**Dataset entries:**
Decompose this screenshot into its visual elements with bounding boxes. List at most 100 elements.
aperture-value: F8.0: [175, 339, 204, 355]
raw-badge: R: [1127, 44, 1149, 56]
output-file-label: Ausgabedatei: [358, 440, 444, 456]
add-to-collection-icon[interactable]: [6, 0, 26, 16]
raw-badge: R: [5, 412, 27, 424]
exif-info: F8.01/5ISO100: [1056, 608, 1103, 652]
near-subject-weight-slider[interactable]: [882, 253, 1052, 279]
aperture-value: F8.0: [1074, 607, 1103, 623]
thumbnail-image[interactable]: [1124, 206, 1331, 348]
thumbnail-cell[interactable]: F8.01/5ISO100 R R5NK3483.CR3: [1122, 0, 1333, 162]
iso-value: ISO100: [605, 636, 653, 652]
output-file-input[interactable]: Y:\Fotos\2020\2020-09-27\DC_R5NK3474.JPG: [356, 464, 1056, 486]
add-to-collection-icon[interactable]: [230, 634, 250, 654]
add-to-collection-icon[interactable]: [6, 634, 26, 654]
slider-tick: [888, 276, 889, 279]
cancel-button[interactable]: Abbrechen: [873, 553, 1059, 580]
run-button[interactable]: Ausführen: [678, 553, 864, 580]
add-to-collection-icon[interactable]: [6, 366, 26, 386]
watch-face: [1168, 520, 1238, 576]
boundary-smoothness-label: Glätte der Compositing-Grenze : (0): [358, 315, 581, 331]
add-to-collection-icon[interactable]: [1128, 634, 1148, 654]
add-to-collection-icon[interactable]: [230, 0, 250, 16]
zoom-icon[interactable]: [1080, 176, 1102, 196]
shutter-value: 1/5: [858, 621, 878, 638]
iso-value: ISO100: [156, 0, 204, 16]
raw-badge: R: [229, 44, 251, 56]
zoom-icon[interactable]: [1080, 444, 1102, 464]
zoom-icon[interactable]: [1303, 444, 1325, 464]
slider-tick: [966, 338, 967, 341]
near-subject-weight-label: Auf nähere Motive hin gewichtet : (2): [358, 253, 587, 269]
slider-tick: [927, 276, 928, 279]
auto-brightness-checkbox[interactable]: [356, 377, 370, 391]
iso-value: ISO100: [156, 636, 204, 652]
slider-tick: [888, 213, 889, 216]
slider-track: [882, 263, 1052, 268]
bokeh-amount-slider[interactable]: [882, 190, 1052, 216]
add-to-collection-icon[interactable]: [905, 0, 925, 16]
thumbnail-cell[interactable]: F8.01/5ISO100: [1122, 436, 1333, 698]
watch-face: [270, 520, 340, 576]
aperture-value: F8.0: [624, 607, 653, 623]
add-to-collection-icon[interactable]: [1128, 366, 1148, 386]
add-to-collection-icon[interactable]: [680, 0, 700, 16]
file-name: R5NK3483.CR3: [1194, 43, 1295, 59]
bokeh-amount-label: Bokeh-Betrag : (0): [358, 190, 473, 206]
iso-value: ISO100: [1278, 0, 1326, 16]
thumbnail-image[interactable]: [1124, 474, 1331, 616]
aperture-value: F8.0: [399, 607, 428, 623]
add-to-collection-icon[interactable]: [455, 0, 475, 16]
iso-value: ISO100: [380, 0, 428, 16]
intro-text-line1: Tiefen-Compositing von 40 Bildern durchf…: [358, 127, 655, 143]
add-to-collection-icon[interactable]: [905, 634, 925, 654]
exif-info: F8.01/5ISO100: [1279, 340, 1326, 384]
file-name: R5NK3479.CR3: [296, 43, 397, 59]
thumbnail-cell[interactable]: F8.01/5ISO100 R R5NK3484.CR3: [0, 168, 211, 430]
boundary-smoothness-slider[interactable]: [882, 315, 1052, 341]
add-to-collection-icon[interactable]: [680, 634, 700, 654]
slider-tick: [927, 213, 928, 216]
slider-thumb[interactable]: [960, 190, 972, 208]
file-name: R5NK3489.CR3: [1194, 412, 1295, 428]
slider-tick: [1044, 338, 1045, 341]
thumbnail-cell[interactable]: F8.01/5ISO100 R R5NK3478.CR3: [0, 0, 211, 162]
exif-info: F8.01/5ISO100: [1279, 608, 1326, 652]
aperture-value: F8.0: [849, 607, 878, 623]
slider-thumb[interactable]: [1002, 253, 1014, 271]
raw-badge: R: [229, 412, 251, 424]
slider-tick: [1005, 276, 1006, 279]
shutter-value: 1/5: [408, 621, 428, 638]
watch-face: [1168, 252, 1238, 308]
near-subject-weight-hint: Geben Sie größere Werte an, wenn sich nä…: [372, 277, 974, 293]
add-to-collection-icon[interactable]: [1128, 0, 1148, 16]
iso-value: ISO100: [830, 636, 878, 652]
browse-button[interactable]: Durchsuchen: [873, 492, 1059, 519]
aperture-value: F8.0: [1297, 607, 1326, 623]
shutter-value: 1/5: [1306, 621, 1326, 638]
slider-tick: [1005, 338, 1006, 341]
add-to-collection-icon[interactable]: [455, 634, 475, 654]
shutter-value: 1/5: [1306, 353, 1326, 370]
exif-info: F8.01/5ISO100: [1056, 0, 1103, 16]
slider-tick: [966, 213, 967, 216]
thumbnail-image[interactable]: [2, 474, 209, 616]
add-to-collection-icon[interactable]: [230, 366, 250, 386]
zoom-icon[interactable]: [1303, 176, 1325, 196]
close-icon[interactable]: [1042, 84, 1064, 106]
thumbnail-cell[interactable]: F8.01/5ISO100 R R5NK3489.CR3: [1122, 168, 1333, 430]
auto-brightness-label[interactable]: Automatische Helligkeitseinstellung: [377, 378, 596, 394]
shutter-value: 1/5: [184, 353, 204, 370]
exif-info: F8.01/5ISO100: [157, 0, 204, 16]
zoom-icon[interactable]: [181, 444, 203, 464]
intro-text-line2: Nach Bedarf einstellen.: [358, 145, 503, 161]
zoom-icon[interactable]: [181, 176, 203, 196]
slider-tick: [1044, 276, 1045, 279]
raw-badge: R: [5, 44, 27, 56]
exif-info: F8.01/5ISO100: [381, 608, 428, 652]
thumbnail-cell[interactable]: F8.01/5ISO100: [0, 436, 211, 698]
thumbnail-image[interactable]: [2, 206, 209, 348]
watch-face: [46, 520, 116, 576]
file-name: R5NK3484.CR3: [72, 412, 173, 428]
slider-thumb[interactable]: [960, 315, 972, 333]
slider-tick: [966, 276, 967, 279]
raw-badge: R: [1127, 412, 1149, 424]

**The request:** Please rewrite the items above, replacing "add-to-collection-icon" with "collection-add-icon" and leaving everything else unchanged.

**Worked solution:**
Decompose this screenshot into its visual elements with bounding boxes. List at most 100 elements.
aperture-value: F8.0: [175, 339, 204, 355]
raw-badge: R: [1127, 44, 1149, 56]
output-file-label: Ausgabedatei: [358, 440, 444, 456]
collection-add-icon[interactable]: [6, 0, 26, 16]
raw-badge: R: [5, 412, 27, 424]
exif-info: F8.01/5ISO100: [1056, 608, 1103, 652]
near-subject-weight-slider[interactable]: [882, 253, 1052, 279]
aperture-value: F8.0: [1074, 607, 1103, 623]
thumbnail-image[interactable]: [1124, 206, 1331, 348]
thumbnail-cell[interactable]: F8.01/5ISO100 R R5NK3483.CR3: [1122, 0, 1333, 162]
iso-value: ISO100: [605, 636, 653, 652]
output-file-input[interactable]: Y:\Fotos\2020\2020-09-27\DC_R5NK3474.JPG: [356, 464, 1056, 486]
collection-add-icon[interactable]: [230, 634, 250, 654]
collection-add-icon[interactable]: [6, 634, 26, 654]
slider-tick: [888, 276, 889, 279]
cancel-button[interactable]: Abbrechen: [873, 553, 1059, 580]
run-button[interactable]: Ausführen: [678, 553, 864, 580]
collection-add-icon[interactable]: [6, 366, 26, 386]
watch-face: [1168, 520, 1238, 576]
boundary-smoothness-label: Glätte der Compositing-Grenze : (0): [358, 315, 581, 331]
collection-add-icon[interactable]: [1128, 634, 1148, 654]
collection-add-icon[interactable]: [230, 0, 250, 16]
zoom-icon[interactable]: [1080, 176, 1102, 196]
shutter-value: 1/5: [858, 621, 878, 638]
iso-value: ISO100: [156, 0, 204, 16]
raw-badge: R: [229, 44, 251, 56]
zoom-icon[interactable]: [1080, 444, 1102, 464]
zoom-icon[interactable]: [1303, 444, 1325, 464]
slider-tick: [966, 338, 967, 341]
near-subject-weight-label: Auf nähere Motive hin gewichtet : (2): [358, 253, 587, 269]
slider-tick: [927, 276, 928, 279]
auto-brightness-checkbox[interactable]: [356, 377, 370, 391]
iso-value: ISO100: [156, 636, 204, 652]
slider-tick: [888, 213, 889, 216]
slider-track: [882, 263, 1052, 268]
bokeh-amount-slider[interactable]: [882, 190, 1052, 216]
collection-add-icon[interactable]: [905, 0, 925, 16]
thumbnail-cell[interactable]: F8.01/5ISO100: [1122, 436, 1333, 698]
watch-face: [270, 520, 340, 576]
aperture-value: F8.0: [624, 607, 653, 623]
collection-add-icon[interactable]: [1128, 366, 1148, 386]
collection-add-icon[interactable]: [680, 0, 700, 16]
file-name: R5NK3483.CR3: [1194, 43, 1295, 59]
bokeh-amount-label: Bokeh-Betrag : (0): [358, 190, 473, 206]
iso-value: ISO100: [1278, 0, 1326, 16]
thumbnail-image[interactable]: [1124, 474, 1331, 616]
aperture-value: F8.0: [399, 607, 428, 623]
collection-add-icon[interactable]: [455, 0, 475, 16]
iso-value: ISO100: [380, 0, 428, 16]
intro-text-line1: Tiefen-Compositing von 40 Bildern durchf…: [358, 127, 655, 143]
collection-add-icon[interactable]: [905, 634, 925, 654]
exif-info: F8.01/5ISO100: [1279, 340, 1326, 384]
file-name: R5NK3479.CR3: [296, 43, 397, 59]
thumbnail-cell[interactable]: F8.01/5ISO100 R R5NK3484.CR3: [0, 168, 211, 430]
boundary-smoothness-slider[interactable]: [882, 315, 1052, 341]
collection-add-icon[interactable]: [680, 634, 700, 654]
slider-tick: [927, 213, 928, 216]
slider-thumb[interactable]: [960, 190, 972, 208]
file-name: R5NK3489.CR3: [1194, 412, 1295, 428]
slider-tick: [1044, 338, 1045, 341]
thumbnail-cell[interactable]: F8.01/5ISO100 R R5NK3478.CR3: [0, 0, 211, 162]
exif-info: F8.01/5ISO100: [1279, 608, 1326, 652]
aperture-value: F8.0: [849, 607, 878, 623]
slider-thumb[interactable]: [1002, 253, 1014, 271]
raw-badge: R: [229, 412, 251, 424]
slider-tick: [1005, 276, 1006, 279]
shutter-value: 1/5: [408, 621, 428, 638]
watch-face: [1168, 252, 1238, 308]
near-subject-weight-hint: Geben Sie größere Werte an, wenn sich nä…: [372, 277, 974, 293]
collection-add-icon[interactable]: [1128, 0, 1148, 16]
iso-value: ISO100: [830, 636, 878, 652]
browse-button[interactable]: Durchsuchen: [873, 492, 1059, 519]
aperture-value: F8.0: [1297, 607, 1326, 623]
shutter-value: 1/5: [1306, 621, 1326, 638]
slider-tick: [1005, 338, 1006, 341]
collection-add-icon[interactable]: [455, 634, 475, 654]
shutter-value: 1/5: [1306, 353, 1326, 370]
exif-info: F8.01/5ISO100: [1056, 0, 1103, 16]
slider-tick: [966, 213, 967, 216]
thumbnail-image[interactable]: [2, 474, 209, 616]
collection-add-icon[interactable]: [230, 366, 250, 386]
zoom-icon[interactable]: [1303, 176, 1325, 196]
close-icon[interactable]: [1042, 84, 1064, 106]
thumbnail-cell[interactable]: F8.01/5ISO100 R R5NK3489.CR3: [1122, 168, 1333, 430]
auto-brightness-label[interactable]: Automatische Helligkeitseinstellung: [377, 378, 596, 394]
shutter-value: 1/5: [184, 353, 204, 370]
exif-info: F8.01/5ISO100: [157, 0, 204, 16]
zoom-icon[interactable]: [181, 444, 203, 464]
intro-text-line2: Nach Bedarf einstellen.: [358, 145, 503, 161]
zoom-icon[interactable]: [181, 176, 203, 196]
slider-tick: [1044, 276, 1045, 279]
raw-badge: R: [5, 44, 27, 56]
exif-info: F8.01/5ISO100: [381, 608, 428, 652]
thumbnail-cell[interactable]: F8.01/5ISO100: [0, 436, 211, 698]
thumbnail-image[interactable]: [2, 206, 209, 348]
watch-face: [46, 520, 116, 576]
file-name: R5NK3484.CR3: [72, 412, 173, 428]
slider-thumb[interactable]: [960, 315, 972, 333]
slider-tick: [966, 276, 967, 279]
raw-badge: R: [1127, 412, 1149, 424]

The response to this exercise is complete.